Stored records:
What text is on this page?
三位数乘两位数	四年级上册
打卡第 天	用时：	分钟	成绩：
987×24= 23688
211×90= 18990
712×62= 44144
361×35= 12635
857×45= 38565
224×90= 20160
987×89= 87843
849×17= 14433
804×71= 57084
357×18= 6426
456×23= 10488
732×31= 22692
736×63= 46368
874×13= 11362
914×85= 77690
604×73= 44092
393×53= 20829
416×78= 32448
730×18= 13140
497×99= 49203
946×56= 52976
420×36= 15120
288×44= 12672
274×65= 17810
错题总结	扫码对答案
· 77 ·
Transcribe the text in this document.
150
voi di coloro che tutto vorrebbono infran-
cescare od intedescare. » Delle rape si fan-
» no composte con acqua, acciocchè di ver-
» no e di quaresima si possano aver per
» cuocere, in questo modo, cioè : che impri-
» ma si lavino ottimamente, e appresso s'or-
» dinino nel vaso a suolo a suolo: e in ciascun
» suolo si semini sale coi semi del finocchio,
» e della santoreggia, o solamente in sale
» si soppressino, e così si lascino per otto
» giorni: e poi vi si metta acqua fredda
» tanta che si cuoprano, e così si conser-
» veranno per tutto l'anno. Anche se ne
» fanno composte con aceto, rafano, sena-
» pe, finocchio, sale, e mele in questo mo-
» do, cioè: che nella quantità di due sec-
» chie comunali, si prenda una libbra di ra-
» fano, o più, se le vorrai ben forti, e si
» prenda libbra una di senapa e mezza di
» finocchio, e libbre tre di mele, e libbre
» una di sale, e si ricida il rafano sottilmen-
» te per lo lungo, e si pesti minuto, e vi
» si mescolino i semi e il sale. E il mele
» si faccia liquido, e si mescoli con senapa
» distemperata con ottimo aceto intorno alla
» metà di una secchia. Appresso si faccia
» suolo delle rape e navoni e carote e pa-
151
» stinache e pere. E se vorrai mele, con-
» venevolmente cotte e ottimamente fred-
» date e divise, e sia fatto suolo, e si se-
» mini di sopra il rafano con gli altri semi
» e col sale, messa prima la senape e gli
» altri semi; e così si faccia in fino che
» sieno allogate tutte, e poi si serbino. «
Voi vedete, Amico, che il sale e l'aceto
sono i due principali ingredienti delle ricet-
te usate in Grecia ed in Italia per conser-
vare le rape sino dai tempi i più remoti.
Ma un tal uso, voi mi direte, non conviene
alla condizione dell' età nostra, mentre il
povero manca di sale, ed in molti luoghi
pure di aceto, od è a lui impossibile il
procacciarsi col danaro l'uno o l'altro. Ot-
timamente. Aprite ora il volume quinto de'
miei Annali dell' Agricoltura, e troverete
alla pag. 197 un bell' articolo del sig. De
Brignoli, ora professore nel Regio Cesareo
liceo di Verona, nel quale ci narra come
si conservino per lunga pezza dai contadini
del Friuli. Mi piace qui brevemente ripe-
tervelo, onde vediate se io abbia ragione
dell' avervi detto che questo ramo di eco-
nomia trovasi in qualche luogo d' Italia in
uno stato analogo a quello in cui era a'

* _WRITTEN REQUEST_
Where a line contains "aceto", copy that line.

* _SOLUTION TO THE EXERCISE_
» fanno composte con aceto, rafano, sena-
» distemperata con ottimo aceto intorno alla
Voi vedete, Amico, che il sale e l'aceto
pure di aceto, od è a lui impossibile il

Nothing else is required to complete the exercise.